Your task is to write out the complete listing exactly as it is shown.

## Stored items
>> begin

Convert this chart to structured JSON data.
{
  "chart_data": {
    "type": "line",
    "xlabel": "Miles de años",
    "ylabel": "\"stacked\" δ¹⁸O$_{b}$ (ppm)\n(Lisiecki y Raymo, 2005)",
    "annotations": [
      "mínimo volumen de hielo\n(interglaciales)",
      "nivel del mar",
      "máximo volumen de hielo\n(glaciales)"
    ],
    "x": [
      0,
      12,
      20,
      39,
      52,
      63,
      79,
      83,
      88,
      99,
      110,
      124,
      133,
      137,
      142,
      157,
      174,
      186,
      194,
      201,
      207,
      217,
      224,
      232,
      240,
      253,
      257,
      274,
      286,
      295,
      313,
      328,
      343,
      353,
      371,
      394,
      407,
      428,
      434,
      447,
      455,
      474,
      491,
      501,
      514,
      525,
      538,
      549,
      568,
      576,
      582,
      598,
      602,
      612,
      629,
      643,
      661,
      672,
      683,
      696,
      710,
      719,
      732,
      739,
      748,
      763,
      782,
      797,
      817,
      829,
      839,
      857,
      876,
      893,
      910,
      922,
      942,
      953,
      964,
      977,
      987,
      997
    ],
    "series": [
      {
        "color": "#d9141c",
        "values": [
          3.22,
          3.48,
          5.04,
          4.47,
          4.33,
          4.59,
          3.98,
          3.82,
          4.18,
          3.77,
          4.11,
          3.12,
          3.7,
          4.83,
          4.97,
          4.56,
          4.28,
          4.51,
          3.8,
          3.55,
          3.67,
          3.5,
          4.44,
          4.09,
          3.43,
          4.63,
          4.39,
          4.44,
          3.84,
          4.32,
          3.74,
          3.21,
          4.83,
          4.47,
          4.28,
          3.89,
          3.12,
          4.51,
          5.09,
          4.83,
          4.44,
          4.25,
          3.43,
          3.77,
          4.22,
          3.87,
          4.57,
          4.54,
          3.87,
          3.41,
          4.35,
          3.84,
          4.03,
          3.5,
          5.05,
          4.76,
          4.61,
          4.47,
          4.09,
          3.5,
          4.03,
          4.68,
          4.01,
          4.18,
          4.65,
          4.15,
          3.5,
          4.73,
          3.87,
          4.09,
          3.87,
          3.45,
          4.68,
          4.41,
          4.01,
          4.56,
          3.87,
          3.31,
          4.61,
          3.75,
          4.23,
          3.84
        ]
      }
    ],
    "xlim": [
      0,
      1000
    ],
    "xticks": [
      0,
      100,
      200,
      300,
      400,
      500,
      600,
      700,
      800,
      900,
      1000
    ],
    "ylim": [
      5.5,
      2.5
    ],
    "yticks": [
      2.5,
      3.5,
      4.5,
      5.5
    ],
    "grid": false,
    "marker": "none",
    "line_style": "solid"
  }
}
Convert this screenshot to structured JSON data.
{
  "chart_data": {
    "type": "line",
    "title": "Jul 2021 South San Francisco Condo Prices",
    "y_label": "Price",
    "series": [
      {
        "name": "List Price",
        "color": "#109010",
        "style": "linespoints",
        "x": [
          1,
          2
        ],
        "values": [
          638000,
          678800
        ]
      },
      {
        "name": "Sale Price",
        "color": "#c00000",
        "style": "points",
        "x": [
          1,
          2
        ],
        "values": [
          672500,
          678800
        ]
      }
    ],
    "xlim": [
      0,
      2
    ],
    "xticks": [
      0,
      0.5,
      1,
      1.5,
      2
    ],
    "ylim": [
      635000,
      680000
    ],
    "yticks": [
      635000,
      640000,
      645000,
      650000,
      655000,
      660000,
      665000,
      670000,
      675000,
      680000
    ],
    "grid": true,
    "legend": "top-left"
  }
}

>> end

## WRITTEN ANSWER
Convert this chart to structured JSON data.
{
  "chart_data": {
    "type": "line",
    "xlabel": "Miles de años",
    "ylabel": "\"stacked\" δ¹⁸O$_{b}$ (ppm)\n(Lisiecki y Raymo, 2005)",
    "annotations": [
      "mínimo volumen de hielo\n(interglaciales)",
      "nivel del mar",
      "máximo volumen de hielo\n(glaciales)"
    ],
    "x": [
      0,
      12,
      20,
      39,
      52,
      63,
      79,
      83,
      88,
      99,
      110,
      124,
      133,
      137,
      142,
      157,
      174,
      186,
      194,
      201,
      207,
      217,
      224,
      232,
      240,
      253,
      257,
      274,
      286,
      295,
      313,
      328,
      343,
      353,
      371,
      394,
      407,
      428,
      434,
      447,
      455,
      474,
      491,
      501,
      514,
      525,
      538,
      549,
      568,
      576,
      582,
      598,
      602,
      612,
      629,
      643,
      661,
      672,
      683,
      696,
      710,
      719,
      732,
      739,
      748,
      763,
      782,
      797,
      817,
      829,
      839,
      857,
      876,
      893,
      910,
      922,
      942,
      953,
      964,
      977,
      987,
      997
    ],
    "series": [
      {
        "color": "#d9141c",
        "values": [
          3.22,
          3.48,
          5.04,
          4.47,
          4.33,
          4.59,
          3.98,
          3.82,
          4.18,
          3.77,
          4.11,
          3.12,
          3.7,
          4.83,
          4.97,
          4.56,
          4.28,
          4.51,
          3.8,
          3.55,
          3.67,
          3.5,
          4.44,
          4.09,
          3.43,
          4.63,
          4.39,
          4.44,
          3.84,
          4.32,
          3.74,
          3.21,
          4.83,
          4.47,
          4.28,
          3.89,
          3.12,
          4.51,
          5.09,
          4.83,
          4.44,
          4.25,
          3.43,
          3.77,
          4.22,
          3.87,
          4.57,
          4.54,
          3.87,
          3.41,
          4.35,
          3.84,
          4.03,
          3.5,
          5.05,
          4.76,
          4.61,
          4.47,
          4.09,
          3.5,
          4.03,
          4.68,
          4.01,
          4.18,
          4.65,
          4.15,
          3.5,
          4.73,
          3.87,
          4.09,
          3.87,
          3.45,
          4.68,
          4.41,
          4.01,
          4.56,
          3.87,
          3.31,
          4.61,
          3.75,
          4.23,
          3.84
        ]
      }
    ],
    "xlim": [
      0,
      1000
    ],
    "xticks": [
      0,
      100,
      200,
      300,
      400,
      500,
      600,
      700,
      800,
      900,
      1000
    ],
    "ylim": [
      5.5,
      2.5
    ],
    "yticks": [
      2.5,
      3.5,
      4.5,
      5.5
    ],
    "grid": false,
    "marker": "none",
    "line_style": "solid"
  }
}
Convert this screenshot to structured JSON data.
{
  "chart_data": {
    "type": "line",
    "title": "Jul 2021 South San Francisco Condo Prices",
    "y_label": "Price",
    "series": [
      {
        "name": "List Price",
        "color": "#109010",
        "style": "linespoints",
        "x": [
          1,
          2
        ],
        "values": [
          638000,
          678800
        ]
      },
      {
        "name": "Sale Price",
        "color": "#c00000",
        "style": "points",
        "x": [
          1,
          2
        ],
        "values": [
          672500,
          678800
        ]
      }
    ],
    "xlim": [
      0,
      2
    ],
    "xticks": [
      0,
      0.5,
      1,
      1.5,
      2
    ],
    "ylim": [
      635000,
      680000
    ],
    "yticks": [
      635000,
      640000,
      645000,
      650000,
      655000,
      660000,
      665000,
      670000,
      675000,
      680000
    ],
    "grid": true,
    "legend": "top-left"
  }
}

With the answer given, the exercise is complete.